● **What to produce**
Wherever the string "event" appears in a line, extract that line.

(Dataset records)
· · · · · · ·
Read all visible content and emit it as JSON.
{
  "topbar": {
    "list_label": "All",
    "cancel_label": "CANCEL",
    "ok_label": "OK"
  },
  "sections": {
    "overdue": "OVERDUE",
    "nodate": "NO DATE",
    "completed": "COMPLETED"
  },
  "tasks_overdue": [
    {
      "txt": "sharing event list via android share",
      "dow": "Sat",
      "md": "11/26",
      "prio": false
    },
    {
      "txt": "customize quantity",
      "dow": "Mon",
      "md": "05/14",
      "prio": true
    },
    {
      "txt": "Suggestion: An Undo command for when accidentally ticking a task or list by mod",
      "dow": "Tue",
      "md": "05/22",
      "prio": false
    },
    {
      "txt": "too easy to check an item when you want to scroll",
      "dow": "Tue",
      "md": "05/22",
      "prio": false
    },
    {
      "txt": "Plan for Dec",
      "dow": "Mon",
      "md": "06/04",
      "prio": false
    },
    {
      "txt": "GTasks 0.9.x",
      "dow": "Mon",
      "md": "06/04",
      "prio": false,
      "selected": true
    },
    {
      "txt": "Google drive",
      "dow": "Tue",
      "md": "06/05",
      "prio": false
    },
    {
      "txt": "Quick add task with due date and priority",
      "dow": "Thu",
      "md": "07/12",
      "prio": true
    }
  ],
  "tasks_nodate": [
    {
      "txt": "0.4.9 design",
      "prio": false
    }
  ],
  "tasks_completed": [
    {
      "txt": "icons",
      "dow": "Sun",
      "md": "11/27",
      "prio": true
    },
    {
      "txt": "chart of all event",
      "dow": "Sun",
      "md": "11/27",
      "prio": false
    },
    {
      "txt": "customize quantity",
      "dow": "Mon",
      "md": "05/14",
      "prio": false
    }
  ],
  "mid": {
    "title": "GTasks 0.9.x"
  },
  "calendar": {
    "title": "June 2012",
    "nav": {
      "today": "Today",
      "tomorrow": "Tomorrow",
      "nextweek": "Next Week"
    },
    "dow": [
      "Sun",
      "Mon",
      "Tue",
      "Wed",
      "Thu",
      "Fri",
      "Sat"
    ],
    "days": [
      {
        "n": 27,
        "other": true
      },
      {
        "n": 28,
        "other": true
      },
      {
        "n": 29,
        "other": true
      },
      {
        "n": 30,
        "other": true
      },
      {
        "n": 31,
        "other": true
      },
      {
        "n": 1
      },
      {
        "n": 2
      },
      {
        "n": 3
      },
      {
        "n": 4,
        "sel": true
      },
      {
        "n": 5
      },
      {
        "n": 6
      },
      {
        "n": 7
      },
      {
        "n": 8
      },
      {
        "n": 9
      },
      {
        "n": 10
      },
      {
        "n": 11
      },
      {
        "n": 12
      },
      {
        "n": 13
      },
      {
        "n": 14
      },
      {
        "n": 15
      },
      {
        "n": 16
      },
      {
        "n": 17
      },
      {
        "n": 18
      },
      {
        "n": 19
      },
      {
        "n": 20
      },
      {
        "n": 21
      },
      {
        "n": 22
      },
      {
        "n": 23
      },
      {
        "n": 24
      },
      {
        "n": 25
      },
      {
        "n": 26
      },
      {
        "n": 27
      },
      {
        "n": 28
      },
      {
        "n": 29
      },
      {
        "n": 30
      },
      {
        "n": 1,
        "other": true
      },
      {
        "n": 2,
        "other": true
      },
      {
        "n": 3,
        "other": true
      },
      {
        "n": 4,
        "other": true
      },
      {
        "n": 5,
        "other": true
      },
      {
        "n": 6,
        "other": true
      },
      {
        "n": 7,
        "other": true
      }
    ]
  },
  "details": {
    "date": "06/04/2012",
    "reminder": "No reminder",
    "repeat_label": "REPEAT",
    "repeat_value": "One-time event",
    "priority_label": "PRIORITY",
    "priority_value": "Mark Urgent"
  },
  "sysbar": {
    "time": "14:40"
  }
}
· · · · · · ·
● **Answer for this exercise**
      "txt": "sharing event list via android share",
      "txt": "chart of all event",
    "repeat_value": "One-time event",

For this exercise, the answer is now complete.